The problem:
Identify each line below that contains the word "extension", and copy it out.

+++ Materials provided +++

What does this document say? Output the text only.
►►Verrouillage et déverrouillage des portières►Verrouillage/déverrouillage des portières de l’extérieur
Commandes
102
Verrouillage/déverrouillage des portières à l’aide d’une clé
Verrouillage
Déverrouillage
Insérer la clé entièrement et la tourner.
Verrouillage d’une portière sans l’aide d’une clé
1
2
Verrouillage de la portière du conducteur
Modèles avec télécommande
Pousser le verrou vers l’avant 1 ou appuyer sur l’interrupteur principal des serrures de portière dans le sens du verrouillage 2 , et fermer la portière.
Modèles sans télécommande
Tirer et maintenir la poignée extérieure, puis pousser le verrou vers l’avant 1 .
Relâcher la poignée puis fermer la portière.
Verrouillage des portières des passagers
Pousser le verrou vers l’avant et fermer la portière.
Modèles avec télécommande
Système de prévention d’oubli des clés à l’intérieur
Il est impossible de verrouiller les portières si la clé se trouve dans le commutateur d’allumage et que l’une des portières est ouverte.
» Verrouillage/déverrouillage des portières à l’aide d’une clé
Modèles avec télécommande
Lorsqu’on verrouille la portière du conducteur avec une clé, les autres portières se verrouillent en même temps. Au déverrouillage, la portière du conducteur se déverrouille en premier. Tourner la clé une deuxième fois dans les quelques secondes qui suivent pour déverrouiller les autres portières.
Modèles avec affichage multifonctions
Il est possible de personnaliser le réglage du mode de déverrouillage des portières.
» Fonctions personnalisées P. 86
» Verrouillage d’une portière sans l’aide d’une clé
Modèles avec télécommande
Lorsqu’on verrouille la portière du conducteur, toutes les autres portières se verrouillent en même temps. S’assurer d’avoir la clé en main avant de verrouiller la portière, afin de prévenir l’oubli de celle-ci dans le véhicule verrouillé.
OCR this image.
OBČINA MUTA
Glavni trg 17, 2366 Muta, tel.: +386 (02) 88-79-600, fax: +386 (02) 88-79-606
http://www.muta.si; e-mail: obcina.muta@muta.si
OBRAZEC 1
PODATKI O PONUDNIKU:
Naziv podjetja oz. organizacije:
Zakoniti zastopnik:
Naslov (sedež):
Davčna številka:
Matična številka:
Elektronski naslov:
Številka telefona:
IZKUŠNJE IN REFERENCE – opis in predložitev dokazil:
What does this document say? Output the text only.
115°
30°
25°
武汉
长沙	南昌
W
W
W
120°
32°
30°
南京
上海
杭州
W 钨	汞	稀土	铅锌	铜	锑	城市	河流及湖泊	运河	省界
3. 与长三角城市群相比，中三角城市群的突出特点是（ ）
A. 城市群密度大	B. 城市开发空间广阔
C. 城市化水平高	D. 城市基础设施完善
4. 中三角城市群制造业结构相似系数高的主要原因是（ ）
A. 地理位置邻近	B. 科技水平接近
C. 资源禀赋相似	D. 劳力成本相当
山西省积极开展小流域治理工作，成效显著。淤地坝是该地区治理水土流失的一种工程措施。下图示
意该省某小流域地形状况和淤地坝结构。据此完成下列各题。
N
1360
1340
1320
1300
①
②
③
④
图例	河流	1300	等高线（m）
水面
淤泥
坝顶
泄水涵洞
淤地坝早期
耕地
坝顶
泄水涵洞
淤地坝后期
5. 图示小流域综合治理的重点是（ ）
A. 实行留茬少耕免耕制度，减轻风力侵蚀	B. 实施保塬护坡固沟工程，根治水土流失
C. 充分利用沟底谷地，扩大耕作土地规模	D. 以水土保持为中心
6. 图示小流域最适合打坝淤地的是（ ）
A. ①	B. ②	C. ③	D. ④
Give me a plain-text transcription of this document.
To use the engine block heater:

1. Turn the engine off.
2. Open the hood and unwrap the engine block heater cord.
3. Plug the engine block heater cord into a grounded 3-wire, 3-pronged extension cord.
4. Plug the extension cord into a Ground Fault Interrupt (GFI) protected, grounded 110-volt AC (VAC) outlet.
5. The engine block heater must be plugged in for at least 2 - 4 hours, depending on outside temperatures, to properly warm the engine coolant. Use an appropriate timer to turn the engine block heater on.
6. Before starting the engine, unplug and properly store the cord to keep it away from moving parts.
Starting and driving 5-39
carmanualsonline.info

+++

Answer below:
3. Plug the engine block heater cord into a grounded 3-wire, 3-pronged extension cord.
4. Plug the extension cord into a Ground Fault Interrupt (GFI) protected, grounded 110-volt AC (VAC) outlet.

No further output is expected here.